## begin Input rows

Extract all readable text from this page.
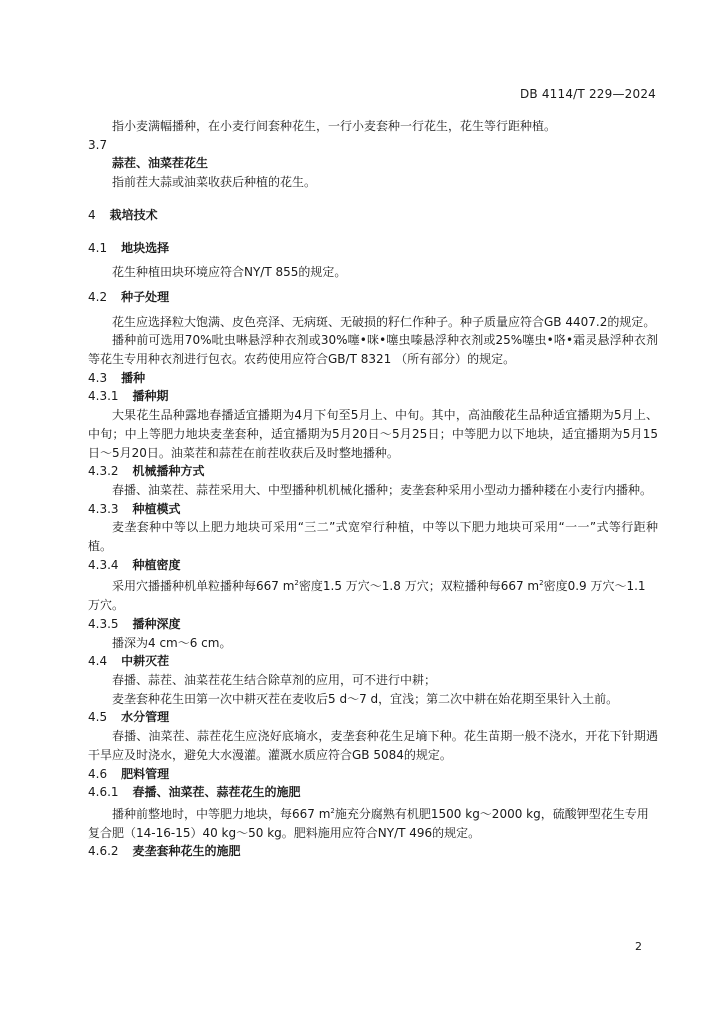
DB 4114/T 229—2024
指小麦满幅播种，在小麦行间套种花生，一行小麦套种一行花生，花生等行距种植。
3.7
蒜茬、油菜茬花生
指前茬大蒜或油菜收获后种植的花生。
4 栽培技术
4.1 地块选择
花生种植田块环境应符合NY/T 855的规定。
4.2 种子处理
花生应选择粒大饱满、皮色亮泽、无病斑、无破损的籽仁作种子。种子质量应符合GB 4407.2的规定。
播种前可选用70%吡虫啉悬浮种衣剂或30%噻•咪•噻虫嗪悬浮种衣剂或25%噻虫•咯•霜灵悬浮种衣剂等花生专用种衣剂进行包衣。农药使用应符合GB/T 8321 （所有部分）的规定。
4.3 播种
4.3.1 播种期
大果花生品种露地春播适宜播期为4月下旬至5月上、中旬。其中，高油酸花生品种适宜播期为5月上、中旬；中上等肥力地块麦垄套种，适宜播期为5月20日～5月25日；中等肥力以下地块，适宜播期为5月15日～5月20日。油菜茬和蒜茬在前茬收获后及时整地播种。
4.3.2 机械播种方式
春播、油菜茬、蒜茬采用大、中型播种机机械化播种；麦垄套种采用小型动力播种耧在小麦行内播种。
4.3.3 种植模式
麦垄套种中等以上肥力地块可采用“三二”式宽窄行种植，中等以下肥力地块可采用“一一”式等行距种植。
4.3.4 种植密度
采用穴播播种机单粒播种每667 $m^2$密度1.5 万穴～1.8 万穴；双粒播种每667 $m^2$密度0.9 万穴～1.1
万穴。
4.3.5 播种深度
播深为4 cm～6 cm。
4.4 中耕灭茬
春播、蒜茬、油菜茬花生结合除草剂的应用，可不进行中耕；
麦垄套种花生田第一次中耕灭茬在麦收后5 d～7 d，宜浅；第二次中耕在始花期至果针入土前。
4.5 水分管理
春播、油菜茬、蒜茬花生应浇好底墒水，麦垄套种花生足墒下种。花生苗期一般不浇水，开花下针期遇干旱应及时浇水，避免大水漫灌。灌溉水质应符合GB 5084的规定。
4.6 肥料管理
4.6.1 春播、油菜茬、蒜茬花生的施肥
播种前整地时，中等肥力地块，每667 $m^2$施充分腐熟有机肥1500 kg～2000 kg，硫酸钾型花生专用
复合肥（14-16-15）40 kg～50 kg。肥料施用应符合NY/T 496的规定。
4.6.2 麦垄套种花生的施肥
2
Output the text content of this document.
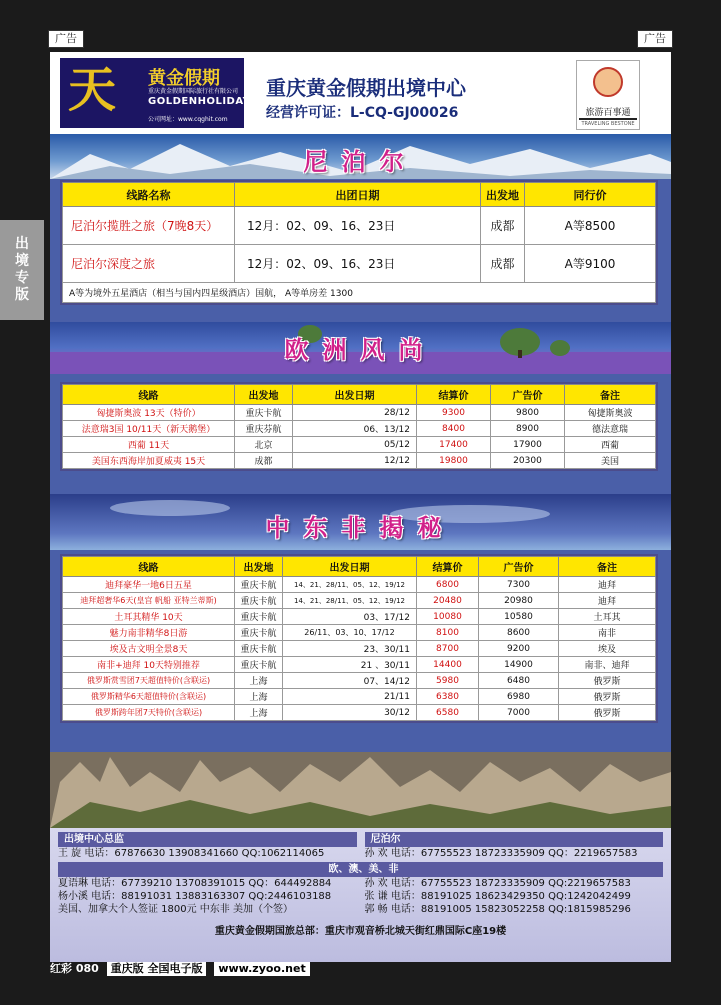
广告	广告
出
境
专
版
天 黄金假期
重庆黄金假期国际旅行社有限公司
GOLDENHOLIDAY
公司网址：www.cqghit.com
重庆黄金假期出境中心
经营许可证：L-CQ-GJ00026	旅游百事通
TRAVELING BESTONE
尼泊尔
线路名称	出团日期	出发地	同行价
尼泊尔揽胜之旅（7晚8天）	12月：02、09、16、23日	成都	A等8500
尼泊尔深度之旅	12月：02、09、16、23日	成都	A等9100
A等为境外五星酒店（相当与国内四星级酒店）国航， A等单房差 1300			
欧洲风尚
线路	出发地	出发日期	结算价	广告价	备注
匈捷斯奥波 13天（特价）	重庆卡航	28/12	9300	9800	匈捷斯奥波
法意瑞3国 10/11天（新天鹅堡）	重庆芬航	06、13/12	8400	8900	德法意瑞
西葡 11天	北京	05/12	17400	17900	西葡
美国东西海岸加夏威夷 15天	成都	12/12	19800	20300	美国
中东非揭秘
线路	出发地	出发日期	结算价	广告价	备注
迪拜豪华一地6日五星	重庆卡航	14、21、28/11、05、12、19/12	6800	7300	迪拜
迪拜超奢华6天(皇宫 帆船 亚特兰蒂斯)	重庆卡航	14、21、28/11、05、12、19/12	20480	20980	迪拜
土耳其精华 10天	重庆卡航	03、17/12	10080	10580	土耳其
魅力南非精华8日游	重庆卡航	26/11、03、10、17/12	8100	8600	南非
埃及古文明全景8天	重庆卡航	23、30/11	8700	9200	埃及
南非+迪拜 10天特别推荐	重庆卡航	21 、30/11	14400	14900	南非、迪拜
俄罗斯赏雪团7天超值特价(含联运)	上海	07、14/12	5980	6480	俄罗斯
俄罗斯精华6天超值特价(含联运)	上海	21/11	6380	6980	俄罗斯
俄罗斯跨年团7天特价(含联运)	上海	30/12	6580	7000	俄罗斯
出境中心总监
王 旋 电话：67876630 13908341660 QQ:1062114065
尼泊尔
孙 欢 电话：67755523 18723335909 QQ：2219657583
欧、澳、美、非
夏语琳 电话：67739210 13708391015 QQ：644492884
杨小溪 电话：88191031 13883163307 QQ:2446103188
美国、加拿大个人签证 1800元 中东非 美加（个签）
孙 欢 电话：67755523 18723335909 QQ:2219657583
张 谦 电话：88191025 18623429350 QQ:1242042499
郭 畅 电话：88191005 15823052258 QQ:1815985296
重庆黄金假期国旅总部：重庆市观音桥北城天街红鼎国际C座19楼
红彩 080 重庆版 全国电子版 www.zyoo.net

## end Input rows

Nothing but the pictures may be dropped; output the records above exactly.

[Solution]:
Extract all readable text from this page.
DB 4114/T 229—2024
指小麦满幅播种，在小麦行间套种花生，一行小麦套种一行花生，花生等行距种植。
3.7
蒜茬、油菜茬花生
指前茬大蒜或油菜收获后种植的花生。
4 栽培技术
4.1 地块选择
花生种植田块环境应符合NY/T 855的规定。
4.2 种子处理
花生应选择粒大饱满、皮色亮泽、无病斑、无破损的籽仁作种子。种子质量应符合GB 4407.2的规定。
播种前可选用70%吡虫啉悬浮种衣剂或30%噻•咪•噻虫嗪悬浮种衣剂或25%噻虫•咯•霜灵悬浮种衣剂等花生专用种衣剂进行包衣。农药使用应符合GB/T 8321 （所有部分）的规定。
4.3 播种
4.3.1 播种期
大果花生品种露地春播适宜播期为4月下旬至5月上、中旬。其中，高油酸花生品种适宜播期为5月上、中旬；中上等肥力地块麦垄套种，适宜播期为5月20日～5月25日；中等肥力以下地块，适宜播期为5月15日～5月20日。油菜茬和蒜茬在前茬收获后及时整地播种。
4.3.2 机械播种方式
春播、油菜茬、蒜茬采用大、中型播种机机械化播种；麦垄套种采用小型动力播种耧在小麦行内播种。
4.3.3 种植模式
麦垄套种中等以上肥力地块可采用“三二”式宽窄行种植，中等以下肥力地块可采用“一一”式等行距种植。
4.3.4 种植密度
采用穴播播种机单粒播种每667 $m^2$密度1.5 万穴～1.8 万穴；双粒播种每667 $m^2$密度0.9 万穴～1.1
万穴。
4.3.5 播种深度
播深为4 cm～6 cm。
4.4 中耕灭茬
春播、蒜茬、油菜茬花生结合除草剂的应用，可不进行中耕；
麦垄套种花生田第一次中耕灭茬在麦收后5 d～7 d，宜浅；第二次中耕在始花期至果针入土前。
4.5 水分管理
春播、油菜茬、蒜茬花生应浇好底墒水，麦垄套种花生足墒下种。花生苗期一般不浇水，开花下针期遇干旱应及时浇水，避免大水漫灌。灌溉水质应符合GB 5084的规定。
4.6 肥料管理
4.6.1 春播、油菜茬、蒜茬花生的施肥
播种前整地时，中等肥力地块，每667 $m^2$施充分腐熟有机肥1500 kg～2000 kg，硫酸钾型花生专用
复合肥（14-16-15）40 kg～50 kg。肥料施用应符合NY/T 496的规定。
4.6.2 麦垄套种花生的施肥
2
Output the text content of this document.
广告	广告
出
境
专
版
天 黄金假期
重庆黄金假期国际旅行社有限公司
GOLDENHOLIDAY
公司网址：www.cqghit.com
重庆黄金假期出境中心
经营许可证：L-CQ-GJ00026	旅游百事通
TRAVELING BESTONE
尼泊尔
线路名称	出团日期	出发地	同行价
尼泊尔揽胜之旅（7晚8天）	12月：02、09、16、23日	成都	A等8500
尼泊尔深度之旅	12月：02、09、16、23日	成都	A等9100
A等为境外五星酒店（相当与国内四星级酒店）国航， A等单房差 1300			
欧洲风尚
线路	出发地	出发日期	结算价	广告价	备注
匈捷斯奥波 13天（特价）	重庆卡航	28/12	9300	9800	匈捷斯奥波
法意瑞3国 10/11天（新天鹅堡）	重庆芬航	06、13/12	8400	8900	德法意瑞
西葡 11天	北京	05/12	17400	17900	西葡
美国东西海岸加夏威夷 15天	成都	12/12	19800	20300	美国
中东非揭秘
线路	出发地	出发日期	结算价	广告价	备注
迪拜豪华一地6日五星	重庆卡航	14、21、28/11、05、12、19/12	6800	7300	迪拜
迪拜超奢华6天(皇宫 帆船 亚特兰蒂斯)	重庆卡航	14、21、28/11、05、12、19/12	20480	20980	迪拜
土耳其精华 10天	重庆卡航	03、17/12	10080	10580	土耳其
魅力南非精华8日游	重庆卡航	26/11、03、10、17/12	8100	8600	南非
埃及古文明全景8天	重庆卡航	23、30/11	8700	9200	埃及
南非+迪拜 10天特别推荐	重庆卡航	21 、30/11	14400	14900	南非、迪拜
俄罗斯赏雪团7天超值特价(含联运)	上海	07、14/12	5980	6480	俄罗斯
俄罗斯精华6天超值特价(含联运)	上海	21/11	6380	6980	俄罗斯
俄罗斯跨年团7天特价(含联运)	上海	30/12	6580	7000	俄罗斯
出境中心总监
王 旋 电话：67876630 13908341660 QQ:1062114065
尼泊尔
孙 欢 电话：67755523 18723335909 QQ：2219657583
欧、澳、美、非
夏语琳 电话：67739210 13708391015 QQ：644492884
杨小溪 电话：88191031 13883163307 QQ:2446103188
美国、加拿大个人签证 1800元 中东非 美加（个签）
孙 欢 电话：67755523 18723335909 QQ:2219657583
张 谦 电话：88191025 18623429350 QQ:1242042499
郭 畅 电话：88191005 15823052258 QQ:1815985296
重庆黄金假期国旅总部：重庆市观音桥北城天街红鼎国际C座19楼
红彩 080 重庆版 全国电子版 www.zyoo.net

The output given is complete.